• The exercise:
Lines containing the string "联系电话" are to be counted; report only how many there are.

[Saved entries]
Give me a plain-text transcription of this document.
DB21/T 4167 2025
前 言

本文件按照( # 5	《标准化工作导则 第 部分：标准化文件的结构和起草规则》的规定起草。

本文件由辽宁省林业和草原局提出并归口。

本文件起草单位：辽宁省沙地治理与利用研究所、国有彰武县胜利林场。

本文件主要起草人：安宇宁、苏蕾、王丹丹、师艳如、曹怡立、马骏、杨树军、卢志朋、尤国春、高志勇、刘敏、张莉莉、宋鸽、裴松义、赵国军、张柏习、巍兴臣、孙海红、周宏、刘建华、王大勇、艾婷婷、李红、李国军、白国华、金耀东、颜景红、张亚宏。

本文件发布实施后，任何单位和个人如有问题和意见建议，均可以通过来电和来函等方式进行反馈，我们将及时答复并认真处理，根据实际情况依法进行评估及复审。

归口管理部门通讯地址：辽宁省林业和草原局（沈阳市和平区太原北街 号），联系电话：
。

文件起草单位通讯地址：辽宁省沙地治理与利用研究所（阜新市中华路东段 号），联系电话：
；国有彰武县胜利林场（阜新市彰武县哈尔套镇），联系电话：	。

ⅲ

• Full solution:
3